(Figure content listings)

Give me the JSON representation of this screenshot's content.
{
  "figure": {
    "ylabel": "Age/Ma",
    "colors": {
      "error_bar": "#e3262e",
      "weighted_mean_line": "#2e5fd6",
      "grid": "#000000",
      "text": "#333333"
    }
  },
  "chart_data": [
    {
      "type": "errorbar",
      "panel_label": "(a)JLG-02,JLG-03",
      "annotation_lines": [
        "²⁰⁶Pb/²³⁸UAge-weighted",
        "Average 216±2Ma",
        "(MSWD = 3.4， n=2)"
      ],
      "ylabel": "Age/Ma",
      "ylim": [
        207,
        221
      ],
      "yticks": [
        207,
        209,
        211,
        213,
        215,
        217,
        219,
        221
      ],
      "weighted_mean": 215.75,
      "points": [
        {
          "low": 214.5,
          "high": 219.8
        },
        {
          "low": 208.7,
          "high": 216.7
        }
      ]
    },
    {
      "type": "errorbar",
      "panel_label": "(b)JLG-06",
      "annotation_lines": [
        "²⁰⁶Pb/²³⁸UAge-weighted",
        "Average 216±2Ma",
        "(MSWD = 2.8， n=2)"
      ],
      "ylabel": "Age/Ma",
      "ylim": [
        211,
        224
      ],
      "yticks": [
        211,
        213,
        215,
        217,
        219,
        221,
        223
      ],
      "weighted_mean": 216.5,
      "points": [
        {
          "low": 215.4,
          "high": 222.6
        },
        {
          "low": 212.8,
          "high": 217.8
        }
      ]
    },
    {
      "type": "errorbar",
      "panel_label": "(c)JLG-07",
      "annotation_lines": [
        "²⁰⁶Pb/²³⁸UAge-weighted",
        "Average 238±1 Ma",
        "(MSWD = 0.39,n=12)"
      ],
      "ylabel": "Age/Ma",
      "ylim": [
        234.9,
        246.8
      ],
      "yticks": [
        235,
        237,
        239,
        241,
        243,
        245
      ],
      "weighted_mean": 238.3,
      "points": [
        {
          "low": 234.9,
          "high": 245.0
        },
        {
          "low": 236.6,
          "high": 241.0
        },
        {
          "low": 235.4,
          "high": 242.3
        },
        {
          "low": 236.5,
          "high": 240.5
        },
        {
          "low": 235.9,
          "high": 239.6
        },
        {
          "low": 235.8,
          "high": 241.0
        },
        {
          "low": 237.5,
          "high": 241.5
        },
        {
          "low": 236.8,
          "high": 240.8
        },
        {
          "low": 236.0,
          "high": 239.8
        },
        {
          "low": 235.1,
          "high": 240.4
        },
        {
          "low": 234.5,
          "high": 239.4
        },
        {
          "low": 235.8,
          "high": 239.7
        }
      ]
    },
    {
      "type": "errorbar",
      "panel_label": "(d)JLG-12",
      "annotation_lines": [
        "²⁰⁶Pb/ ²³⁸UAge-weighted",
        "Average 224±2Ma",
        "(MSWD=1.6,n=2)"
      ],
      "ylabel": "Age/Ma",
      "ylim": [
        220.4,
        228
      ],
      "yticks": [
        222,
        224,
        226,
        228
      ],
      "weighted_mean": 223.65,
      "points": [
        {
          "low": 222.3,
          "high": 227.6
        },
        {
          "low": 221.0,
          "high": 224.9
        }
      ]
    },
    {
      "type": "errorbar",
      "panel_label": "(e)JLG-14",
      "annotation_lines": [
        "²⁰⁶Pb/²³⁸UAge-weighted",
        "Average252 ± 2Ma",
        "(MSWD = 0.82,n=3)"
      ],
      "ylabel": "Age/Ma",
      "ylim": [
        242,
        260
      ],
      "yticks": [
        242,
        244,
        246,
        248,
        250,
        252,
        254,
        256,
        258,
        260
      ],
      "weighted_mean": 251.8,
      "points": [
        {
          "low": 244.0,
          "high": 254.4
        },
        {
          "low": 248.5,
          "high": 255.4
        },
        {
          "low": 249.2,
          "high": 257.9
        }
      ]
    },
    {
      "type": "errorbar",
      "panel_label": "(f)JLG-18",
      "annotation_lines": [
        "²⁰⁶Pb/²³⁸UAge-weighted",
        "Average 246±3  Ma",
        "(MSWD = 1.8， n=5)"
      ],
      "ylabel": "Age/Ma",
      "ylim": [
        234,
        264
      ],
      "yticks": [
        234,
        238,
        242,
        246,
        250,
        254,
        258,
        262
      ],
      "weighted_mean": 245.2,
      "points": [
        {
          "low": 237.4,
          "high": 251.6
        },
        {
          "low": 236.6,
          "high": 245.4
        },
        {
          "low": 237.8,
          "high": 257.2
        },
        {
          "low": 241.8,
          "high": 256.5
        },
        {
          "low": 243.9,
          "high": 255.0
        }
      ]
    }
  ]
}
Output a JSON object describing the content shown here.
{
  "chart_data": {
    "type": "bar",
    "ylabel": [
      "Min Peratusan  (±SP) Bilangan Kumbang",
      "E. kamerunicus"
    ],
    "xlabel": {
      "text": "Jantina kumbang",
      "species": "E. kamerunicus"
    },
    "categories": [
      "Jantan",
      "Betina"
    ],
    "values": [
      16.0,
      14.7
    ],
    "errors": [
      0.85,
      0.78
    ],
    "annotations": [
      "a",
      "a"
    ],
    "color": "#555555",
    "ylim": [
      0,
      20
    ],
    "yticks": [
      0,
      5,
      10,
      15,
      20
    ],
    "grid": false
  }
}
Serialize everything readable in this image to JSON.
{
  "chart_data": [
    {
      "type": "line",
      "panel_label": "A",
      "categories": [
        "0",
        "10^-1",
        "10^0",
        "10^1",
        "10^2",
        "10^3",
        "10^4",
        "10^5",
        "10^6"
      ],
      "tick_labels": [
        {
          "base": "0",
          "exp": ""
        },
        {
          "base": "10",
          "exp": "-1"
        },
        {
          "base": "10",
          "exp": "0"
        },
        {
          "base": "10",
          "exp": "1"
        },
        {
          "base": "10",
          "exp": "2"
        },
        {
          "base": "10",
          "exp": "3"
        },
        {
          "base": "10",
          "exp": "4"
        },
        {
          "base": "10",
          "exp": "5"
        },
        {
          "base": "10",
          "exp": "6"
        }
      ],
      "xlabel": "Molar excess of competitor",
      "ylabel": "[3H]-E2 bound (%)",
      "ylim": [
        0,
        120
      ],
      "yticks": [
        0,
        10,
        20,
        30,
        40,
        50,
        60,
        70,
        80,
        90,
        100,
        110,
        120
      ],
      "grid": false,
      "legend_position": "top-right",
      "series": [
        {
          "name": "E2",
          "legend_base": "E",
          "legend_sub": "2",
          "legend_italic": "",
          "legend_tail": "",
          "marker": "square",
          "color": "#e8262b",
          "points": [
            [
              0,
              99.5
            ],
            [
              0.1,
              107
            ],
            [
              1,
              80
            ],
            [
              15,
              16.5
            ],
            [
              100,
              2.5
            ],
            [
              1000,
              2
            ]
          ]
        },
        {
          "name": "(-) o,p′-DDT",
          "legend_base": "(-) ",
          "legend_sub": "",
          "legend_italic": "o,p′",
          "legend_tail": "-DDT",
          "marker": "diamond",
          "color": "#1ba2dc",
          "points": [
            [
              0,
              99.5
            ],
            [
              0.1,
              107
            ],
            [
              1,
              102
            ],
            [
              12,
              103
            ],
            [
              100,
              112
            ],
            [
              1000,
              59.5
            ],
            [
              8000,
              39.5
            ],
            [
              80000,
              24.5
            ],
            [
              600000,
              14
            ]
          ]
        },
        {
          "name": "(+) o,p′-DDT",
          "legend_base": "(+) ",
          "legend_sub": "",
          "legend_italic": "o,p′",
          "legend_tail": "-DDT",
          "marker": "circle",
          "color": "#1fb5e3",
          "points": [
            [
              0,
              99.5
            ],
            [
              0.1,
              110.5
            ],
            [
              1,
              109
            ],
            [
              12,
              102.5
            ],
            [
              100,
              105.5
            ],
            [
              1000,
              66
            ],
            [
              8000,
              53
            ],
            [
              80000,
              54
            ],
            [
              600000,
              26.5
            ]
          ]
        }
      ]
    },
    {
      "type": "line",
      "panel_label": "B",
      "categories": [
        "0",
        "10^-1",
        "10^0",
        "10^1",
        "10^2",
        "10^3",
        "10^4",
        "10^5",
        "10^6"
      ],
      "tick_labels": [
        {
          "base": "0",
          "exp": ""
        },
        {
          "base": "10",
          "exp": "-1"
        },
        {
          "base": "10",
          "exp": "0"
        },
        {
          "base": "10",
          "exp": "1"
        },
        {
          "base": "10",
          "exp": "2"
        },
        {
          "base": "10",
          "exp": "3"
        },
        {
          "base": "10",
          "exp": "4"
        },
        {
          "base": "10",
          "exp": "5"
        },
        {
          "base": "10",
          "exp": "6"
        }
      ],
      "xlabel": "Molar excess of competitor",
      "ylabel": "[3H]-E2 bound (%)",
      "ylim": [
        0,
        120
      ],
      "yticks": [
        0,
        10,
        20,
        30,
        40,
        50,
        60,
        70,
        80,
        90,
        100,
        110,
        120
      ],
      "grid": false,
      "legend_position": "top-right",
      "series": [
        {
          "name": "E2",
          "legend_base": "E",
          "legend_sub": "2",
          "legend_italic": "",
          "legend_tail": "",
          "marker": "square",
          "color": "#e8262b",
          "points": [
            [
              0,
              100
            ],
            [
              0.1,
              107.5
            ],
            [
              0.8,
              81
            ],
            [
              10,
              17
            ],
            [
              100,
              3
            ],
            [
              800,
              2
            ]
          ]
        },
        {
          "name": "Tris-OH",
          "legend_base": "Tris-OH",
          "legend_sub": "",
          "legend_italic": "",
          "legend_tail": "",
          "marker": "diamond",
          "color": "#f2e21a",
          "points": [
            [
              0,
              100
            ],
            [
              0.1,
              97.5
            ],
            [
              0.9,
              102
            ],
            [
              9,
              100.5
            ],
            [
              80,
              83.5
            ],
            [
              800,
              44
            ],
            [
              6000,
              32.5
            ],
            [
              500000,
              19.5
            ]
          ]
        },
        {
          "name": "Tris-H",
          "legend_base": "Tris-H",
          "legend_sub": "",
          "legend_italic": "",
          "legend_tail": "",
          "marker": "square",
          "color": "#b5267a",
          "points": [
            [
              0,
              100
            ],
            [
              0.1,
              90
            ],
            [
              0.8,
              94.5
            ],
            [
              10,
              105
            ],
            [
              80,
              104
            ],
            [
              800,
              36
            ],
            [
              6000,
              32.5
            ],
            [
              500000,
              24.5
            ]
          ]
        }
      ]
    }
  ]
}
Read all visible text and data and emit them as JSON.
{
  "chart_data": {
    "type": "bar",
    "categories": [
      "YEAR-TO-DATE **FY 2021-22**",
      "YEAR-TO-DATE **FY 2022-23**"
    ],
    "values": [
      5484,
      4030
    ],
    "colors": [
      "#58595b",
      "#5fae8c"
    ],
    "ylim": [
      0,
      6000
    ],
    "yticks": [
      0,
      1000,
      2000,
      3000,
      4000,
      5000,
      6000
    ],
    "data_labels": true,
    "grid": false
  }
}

• **Required work**:
Of the lines above, how many hold the string "name"? Answer with only the number.

• **Solved problem**:
6